- _Data entries_
Begin

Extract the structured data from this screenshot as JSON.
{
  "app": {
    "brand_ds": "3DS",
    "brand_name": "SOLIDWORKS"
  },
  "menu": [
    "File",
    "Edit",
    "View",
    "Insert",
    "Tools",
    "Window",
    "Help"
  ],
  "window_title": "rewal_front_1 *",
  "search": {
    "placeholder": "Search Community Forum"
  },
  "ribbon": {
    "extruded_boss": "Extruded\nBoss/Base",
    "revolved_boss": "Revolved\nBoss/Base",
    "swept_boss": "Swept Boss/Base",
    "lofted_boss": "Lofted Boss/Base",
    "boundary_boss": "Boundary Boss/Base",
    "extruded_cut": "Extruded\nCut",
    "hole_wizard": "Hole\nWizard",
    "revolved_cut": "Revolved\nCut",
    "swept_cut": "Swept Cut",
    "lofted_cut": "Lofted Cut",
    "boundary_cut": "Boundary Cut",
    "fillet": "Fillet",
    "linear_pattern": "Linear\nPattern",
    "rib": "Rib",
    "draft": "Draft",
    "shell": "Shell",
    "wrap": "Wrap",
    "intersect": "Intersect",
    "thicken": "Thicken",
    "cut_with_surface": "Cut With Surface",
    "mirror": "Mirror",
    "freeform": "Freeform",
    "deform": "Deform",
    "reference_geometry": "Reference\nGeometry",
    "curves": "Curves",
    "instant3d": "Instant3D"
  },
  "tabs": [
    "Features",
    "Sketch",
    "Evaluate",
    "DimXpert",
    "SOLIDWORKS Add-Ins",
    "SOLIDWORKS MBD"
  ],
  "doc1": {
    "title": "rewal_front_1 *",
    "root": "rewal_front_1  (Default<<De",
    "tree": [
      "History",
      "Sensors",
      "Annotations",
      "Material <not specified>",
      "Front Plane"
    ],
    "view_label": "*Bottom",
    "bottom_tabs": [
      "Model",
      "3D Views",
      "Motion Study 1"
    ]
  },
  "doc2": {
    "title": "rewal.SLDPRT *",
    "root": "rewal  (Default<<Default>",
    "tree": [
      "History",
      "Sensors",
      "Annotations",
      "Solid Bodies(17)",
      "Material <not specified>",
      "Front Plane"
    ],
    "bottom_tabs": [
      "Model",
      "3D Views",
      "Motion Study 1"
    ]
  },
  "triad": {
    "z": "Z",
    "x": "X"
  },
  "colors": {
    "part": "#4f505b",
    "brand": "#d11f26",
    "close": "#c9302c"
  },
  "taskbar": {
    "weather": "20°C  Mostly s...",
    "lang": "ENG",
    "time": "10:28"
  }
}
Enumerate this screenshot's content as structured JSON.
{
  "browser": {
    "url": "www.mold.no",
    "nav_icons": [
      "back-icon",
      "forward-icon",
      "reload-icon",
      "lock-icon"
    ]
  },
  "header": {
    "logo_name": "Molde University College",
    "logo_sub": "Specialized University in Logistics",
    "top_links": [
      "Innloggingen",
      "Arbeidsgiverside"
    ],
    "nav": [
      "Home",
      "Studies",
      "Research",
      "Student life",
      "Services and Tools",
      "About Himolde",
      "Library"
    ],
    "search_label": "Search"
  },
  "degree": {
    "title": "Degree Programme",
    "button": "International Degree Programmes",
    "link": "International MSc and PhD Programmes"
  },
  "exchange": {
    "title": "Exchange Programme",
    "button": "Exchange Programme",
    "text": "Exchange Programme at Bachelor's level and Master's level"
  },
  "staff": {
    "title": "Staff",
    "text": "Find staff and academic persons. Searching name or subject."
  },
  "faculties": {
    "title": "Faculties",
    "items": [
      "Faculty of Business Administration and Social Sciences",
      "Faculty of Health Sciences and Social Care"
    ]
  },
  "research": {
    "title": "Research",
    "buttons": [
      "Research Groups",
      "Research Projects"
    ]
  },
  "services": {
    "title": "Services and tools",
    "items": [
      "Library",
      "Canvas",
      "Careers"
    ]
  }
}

End

- _The exercise_
Search the entries for the word "Faculty" and pick out every line that holds it.

- _Result of the task_
      "Faculty of Business Administration and Social Sciences",
      "Faculty of Health Sciences and Social Care"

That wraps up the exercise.